Find the lines that include the string "United" and report how many there are. Give no other text.
---------- Material shown
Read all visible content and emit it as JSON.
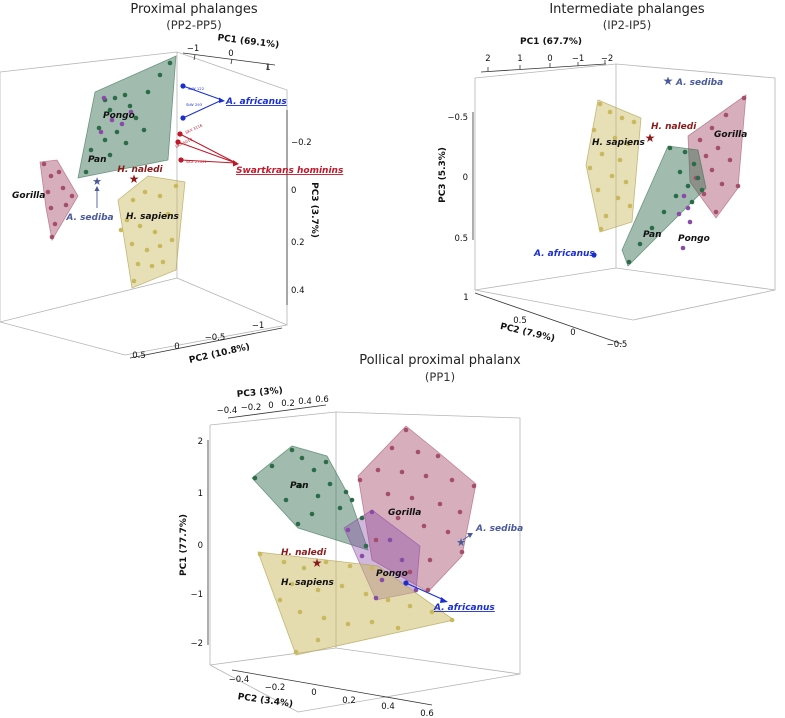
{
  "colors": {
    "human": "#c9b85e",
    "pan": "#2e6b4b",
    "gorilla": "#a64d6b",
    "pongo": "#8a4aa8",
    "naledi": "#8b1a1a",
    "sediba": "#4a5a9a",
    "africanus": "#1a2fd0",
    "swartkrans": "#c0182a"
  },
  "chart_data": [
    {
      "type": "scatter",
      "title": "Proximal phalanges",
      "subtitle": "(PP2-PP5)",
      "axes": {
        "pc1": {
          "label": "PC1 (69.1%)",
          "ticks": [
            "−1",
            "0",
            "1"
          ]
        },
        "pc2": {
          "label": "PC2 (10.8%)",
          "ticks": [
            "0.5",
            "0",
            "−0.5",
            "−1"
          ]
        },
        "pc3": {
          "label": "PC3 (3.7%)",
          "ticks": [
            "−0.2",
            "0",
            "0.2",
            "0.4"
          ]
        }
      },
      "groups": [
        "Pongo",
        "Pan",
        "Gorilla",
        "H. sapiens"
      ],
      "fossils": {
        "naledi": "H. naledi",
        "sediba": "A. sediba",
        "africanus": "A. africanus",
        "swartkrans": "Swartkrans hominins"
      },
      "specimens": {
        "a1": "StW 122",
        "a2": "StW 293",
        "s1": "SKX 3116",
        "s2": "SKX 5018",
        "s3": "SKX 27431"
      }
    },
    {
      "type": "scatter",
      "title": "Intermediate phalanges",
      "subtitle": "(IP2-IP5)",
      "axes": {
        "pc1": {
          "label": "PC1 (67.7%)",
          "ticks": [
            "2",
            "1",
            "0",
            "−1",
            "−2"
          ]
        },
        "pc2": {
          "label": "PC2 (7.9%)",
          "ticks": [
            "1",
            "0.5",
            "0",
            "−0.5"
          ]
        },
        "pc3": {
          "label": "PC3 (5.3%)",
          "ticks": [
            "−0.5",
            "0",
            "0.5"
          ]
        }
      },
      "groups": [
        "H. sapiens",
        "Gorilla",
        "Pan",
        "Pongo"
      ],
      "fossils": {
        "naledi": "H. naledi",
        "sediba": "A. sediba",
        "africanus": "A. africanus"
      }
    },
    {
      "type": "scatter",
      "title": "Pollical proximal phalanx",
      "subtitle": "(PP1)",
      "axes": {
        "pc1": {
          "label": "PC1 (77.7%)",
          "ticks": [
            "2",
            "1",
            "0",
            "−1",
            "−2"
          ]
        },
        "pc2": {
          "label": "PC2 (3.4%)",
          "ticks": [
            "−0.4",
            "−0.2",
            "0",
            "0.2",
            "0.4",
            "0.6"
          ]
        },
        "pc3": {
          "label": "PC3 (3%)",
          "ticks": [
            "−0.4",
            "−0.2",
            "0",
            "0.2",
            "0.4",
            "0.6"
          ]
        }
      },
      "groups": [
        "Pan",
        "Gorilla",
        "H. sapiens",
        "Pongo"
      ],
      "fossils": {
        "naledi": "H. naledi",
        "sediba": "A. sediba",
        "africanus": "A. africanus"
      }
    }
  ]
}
--------------------
---------- Material shown
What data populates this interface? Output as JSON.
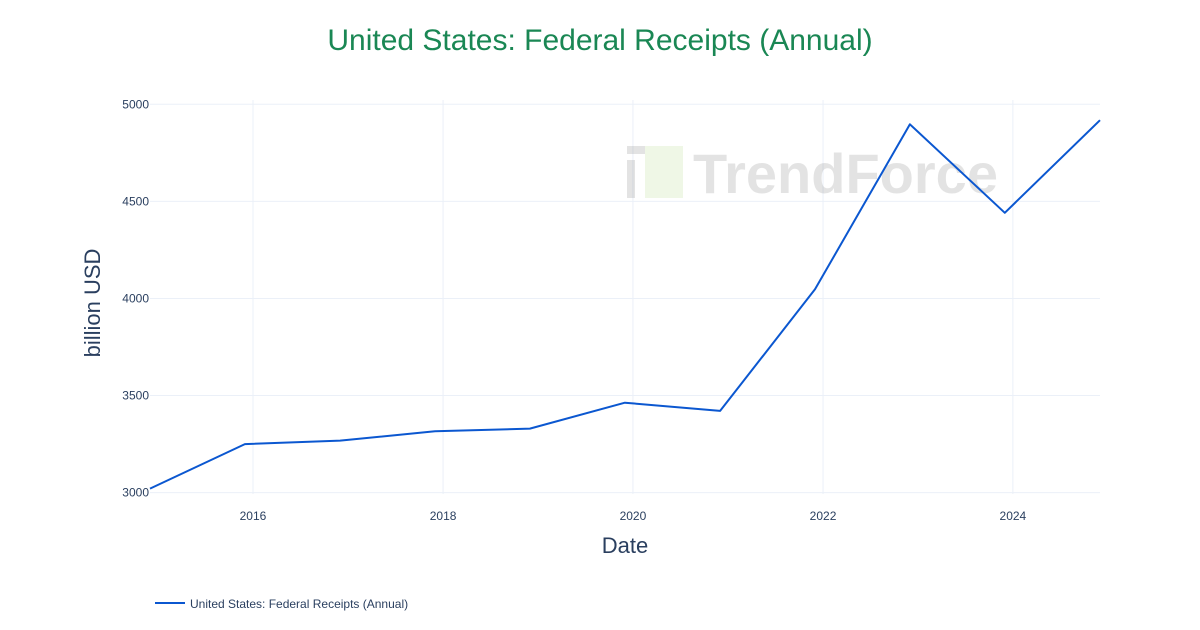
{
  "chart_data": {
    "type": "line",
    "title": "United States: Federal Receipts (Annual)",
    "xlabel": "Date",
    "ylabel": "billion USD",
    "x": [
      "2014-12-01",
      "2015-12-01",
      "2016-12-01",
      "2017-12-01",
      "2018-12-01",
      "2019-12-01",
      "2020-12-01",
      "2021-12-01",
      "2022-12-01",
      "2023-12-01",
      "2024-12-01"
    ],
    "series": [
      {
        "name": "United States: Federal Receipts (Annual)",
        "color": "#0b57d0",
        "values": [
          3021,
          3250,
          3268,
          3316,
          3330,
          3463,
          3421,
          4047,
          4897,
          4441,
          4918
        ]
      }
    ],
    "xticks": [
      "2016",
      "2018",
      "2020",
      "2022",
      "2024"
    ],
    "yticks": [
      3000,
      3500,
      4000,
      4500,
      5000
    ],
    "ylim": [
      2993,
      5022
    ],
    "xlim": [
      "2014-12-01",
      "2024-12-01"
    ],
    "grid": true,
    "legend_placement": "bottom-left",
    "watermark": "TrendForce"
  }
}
--------------------
Correct answer
2